++++ Given records

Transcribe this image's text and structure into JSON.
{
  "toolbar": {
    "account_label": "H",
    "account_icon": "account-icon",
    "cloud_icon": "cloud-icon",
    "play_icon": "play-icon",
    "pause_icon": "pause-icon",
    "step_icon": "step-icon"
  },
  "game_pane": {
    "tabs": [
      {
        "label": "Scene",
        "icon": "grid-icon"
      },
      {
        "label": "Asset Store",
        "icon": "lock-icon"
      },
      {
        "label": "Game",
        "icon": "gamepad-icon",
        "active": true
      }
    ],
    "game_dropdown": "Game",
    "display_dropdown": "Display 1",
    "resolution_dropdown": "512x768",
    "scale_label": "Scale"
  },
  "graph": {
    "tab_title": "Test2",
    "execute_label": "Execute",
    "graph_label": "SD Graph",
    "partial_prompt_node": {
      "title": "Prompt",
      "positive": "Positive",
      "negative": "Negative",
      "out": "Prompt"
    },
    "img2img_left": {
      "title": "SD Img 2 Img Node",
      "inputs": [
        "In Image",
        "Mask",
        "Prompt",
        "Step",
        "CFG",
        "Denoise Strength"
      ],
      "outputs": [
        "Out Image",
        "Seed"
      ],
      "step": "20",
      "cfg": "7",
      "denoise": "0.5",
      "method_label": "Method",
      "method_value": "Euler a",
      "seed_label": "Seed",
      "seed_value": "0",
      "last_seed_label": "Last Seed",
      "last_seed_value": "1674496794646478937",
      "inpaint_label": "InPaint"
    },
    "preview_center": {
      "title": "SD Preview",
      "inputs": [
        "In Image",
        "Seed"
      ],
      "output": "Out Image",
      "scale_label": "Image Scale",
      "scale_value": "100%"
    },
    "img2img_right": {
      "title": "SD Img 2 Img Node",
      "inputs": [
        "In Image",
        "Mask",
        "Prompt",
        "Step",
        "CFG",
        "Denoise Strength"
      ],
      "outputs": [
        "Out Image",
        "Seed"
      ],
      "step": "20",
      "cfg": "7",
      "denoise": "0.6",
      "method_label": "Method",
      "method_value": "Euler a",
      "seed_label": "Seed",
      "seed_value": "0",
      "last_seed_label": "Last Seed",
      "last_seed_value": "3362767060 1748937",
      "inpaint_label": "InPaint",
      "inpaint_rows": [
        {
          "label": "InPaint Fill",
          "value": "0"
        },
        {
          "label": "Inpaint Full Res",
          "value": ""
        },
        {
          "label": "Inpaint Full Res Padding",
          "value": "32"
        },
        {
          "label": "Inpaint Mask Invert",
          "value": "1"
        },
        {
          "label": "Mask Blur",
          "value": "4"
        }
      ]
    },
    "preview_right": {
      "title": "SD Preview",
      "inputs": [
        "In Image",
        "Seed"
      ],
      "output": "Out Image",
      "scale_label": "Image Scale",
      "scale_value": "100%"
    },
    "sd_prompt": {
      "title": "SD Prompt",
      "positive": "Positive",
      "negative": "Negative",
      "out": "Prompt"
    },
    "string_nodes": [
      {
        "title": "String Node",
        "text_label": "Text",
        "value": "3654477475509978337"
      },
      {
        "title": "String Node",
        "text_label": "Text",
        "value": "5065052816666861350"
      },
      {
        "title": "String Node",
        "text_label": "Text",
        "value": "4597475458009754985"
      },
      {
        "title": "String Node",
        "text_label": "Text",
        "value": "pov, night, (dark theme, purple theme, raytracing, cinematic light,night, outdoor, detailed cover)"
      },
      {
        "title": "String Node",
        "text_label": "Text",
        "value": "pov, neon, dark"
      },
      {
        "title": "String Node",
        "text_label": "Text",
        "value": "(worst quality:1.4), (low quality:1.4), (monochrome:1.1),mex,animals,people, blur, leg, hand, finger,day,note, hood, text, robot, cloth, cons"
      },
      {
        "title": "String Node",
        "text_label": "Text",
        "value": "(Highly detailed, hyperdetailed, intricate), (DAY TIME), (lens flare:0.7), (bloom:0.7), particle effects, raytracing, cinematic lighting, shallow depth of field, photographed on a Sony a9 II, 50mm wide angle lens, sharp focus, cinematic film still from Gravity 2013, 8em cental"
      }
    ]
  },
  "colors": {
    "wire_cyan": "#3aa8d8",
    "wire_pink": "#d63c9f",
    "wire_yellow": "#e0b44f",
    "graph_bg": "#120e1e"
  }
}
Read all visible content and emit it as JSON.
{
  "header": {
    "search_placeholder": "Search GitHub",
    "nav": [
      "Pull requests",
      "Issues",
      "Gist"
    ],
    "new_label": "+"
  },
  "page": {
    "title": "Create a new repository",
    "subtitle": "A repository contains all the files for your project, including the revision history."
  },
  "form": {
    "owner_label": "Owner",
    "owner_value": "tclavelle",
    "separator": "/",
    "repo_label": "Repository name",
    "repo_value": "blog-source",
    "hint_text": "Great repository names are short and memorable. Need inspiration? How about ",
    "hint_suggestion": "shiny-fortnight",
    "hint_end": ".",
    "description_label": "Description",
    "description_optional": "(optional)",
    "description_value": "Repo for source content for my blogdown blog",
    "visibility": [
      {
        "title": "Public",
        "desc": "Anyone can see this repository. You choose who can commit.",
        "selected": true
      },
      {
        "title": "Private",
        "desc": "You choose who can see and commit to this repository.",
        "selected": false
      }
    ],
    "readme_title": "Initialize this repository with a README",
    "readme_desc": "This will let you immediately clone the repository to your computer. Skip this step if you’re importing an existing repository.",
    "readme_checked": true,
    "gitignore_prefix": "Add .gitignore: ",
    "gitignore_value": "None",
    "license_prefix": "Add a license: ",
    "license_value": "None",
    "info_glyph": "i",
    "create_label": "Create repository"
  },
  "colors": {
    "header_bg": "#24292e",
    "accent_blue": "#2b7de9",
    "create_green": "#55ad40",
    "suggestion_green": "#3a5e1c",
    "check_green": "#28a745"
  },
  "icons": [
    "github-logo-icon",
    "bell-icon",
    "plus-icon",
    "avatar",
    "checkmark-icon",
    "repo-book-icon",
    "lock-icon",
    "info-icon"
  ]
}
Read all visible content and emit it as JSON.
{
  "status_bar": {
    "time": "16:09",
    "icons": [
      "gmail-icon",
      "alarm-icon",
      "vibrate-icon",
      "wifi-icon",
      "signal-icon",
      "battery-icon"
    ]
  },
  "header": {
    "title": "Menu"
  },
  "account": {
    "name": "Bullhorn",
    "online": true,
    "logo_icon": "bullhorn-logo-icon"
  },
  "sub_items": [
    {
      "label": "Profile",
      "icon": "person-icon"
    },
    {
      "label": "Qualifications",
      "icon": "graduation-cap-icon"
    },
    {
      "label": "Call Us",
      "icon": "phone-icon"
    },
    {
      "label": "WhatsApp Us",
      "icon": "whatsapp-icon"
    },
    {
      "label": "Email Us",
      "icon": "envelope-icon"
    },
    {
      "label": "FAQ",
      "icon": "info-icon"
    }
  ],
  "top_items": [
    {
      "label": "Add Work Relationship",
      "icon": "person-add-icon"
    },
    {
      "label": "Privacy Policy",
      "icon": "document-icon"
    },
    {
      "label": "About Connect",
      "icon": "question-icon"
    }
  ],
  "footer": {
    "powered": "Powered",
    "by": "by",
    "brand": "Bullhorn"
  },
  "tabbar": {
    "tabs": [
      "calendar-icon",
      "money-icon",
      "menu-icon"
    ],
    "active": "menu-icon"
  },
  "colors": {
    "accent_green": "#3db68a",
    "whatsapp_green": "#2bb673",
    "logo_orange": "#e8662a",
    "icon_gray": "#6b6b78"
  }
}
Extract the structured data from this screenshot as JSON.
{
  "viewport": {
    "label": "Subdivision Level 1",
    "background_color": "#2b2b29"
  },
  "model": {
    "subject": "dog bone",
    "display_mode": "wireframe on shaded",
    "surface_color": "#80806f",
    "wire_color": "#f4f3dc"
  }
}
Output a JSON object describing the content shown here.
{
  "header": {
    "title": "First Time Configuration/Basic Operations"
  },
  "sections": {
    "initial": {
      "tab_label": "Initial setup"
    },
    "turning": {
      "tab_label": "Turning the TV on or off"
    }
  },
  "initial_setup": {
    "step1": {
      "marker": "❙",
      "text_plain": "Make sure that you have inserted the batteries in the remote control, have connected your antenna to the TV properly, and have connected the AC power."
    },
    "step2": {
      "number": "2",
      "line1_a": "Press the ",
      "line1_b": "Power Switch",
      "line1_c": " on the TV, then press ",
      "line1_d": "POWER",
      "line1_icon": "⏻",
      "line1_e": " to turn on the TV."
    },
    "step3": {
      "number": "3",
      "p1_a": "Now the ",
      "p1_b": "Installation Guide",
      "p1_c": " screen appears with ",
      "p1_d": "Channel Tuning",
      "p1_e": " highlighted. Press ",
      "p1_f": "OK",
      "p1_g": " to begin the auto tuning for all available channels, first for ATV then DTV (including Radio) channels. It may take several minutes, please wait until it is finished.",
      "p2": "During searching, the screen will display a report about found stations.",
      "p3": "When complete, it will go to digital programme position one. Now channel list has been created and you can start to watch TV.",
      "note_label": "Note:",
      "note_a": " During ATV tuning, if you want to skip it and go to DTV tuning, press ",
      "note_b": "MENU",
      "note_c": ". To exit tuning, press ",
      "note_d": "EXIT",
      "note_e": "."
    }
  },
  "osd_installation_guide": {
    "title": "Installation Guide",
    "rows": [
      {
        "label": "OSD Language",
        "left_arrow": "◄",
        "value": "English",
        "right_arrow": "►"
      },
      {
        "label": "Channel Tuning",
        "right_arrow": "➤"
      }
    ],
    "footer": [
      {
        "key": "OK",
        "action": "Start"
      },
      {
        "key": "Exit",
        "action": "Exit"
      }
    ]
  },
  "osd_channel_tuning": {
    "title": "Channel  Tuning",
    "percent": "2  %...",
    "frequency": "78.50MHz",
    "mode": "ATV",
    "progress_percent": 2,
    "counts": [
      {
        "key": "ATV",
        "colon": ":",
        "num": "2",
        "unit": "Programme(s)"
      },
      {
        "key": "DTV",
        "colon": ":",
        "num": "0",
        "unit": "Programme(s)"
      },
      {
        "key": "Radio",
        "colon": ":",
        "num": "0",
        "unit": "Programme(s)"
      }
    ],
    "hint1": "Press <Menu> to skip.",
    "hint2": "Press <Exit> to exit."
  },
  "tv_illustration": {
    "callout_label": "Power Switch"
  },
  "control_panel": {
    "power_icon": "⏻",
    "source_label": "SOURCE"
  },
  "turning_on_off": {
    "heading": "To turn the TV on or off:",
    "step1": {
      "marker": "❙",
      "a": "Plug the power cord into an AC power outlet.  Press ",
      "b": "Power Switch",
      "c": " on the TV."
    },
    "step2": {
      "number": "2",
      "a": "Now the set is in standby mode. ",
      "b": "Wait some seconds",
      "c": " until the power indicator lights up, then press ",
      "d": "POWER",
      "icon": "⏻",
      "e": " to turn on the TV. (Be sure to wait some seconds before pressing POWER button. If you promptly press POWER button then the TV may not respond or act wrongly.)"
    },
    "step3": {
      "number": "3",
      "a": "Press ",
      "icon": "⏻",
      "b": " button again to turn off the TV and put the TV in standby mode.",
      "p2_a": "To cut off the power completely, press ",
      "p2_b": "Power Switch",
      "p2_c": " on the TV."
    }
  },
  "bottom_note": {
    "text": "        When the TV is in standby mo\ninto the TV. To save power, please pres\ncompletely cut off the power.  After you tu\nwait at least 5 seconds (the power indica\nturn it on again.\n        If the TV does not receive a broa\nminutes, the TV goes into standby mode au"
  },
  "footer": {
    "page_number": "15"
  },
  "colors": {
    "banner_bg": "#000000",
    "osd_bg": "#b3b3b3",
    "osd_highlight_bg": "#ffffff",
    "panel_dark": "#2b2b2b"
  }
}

++++++++

> _Task details_: Out of the material above, gather each line where "JSON" appears.

> _Written solution_:
Transcribe this image's text and structure into JSON.
Read all visible content and emit it as JSON.
Read all visible content and emit it as JSON.
Extract the structured data from this screenshot as JSON.
Output a JSON object describing the content shown here.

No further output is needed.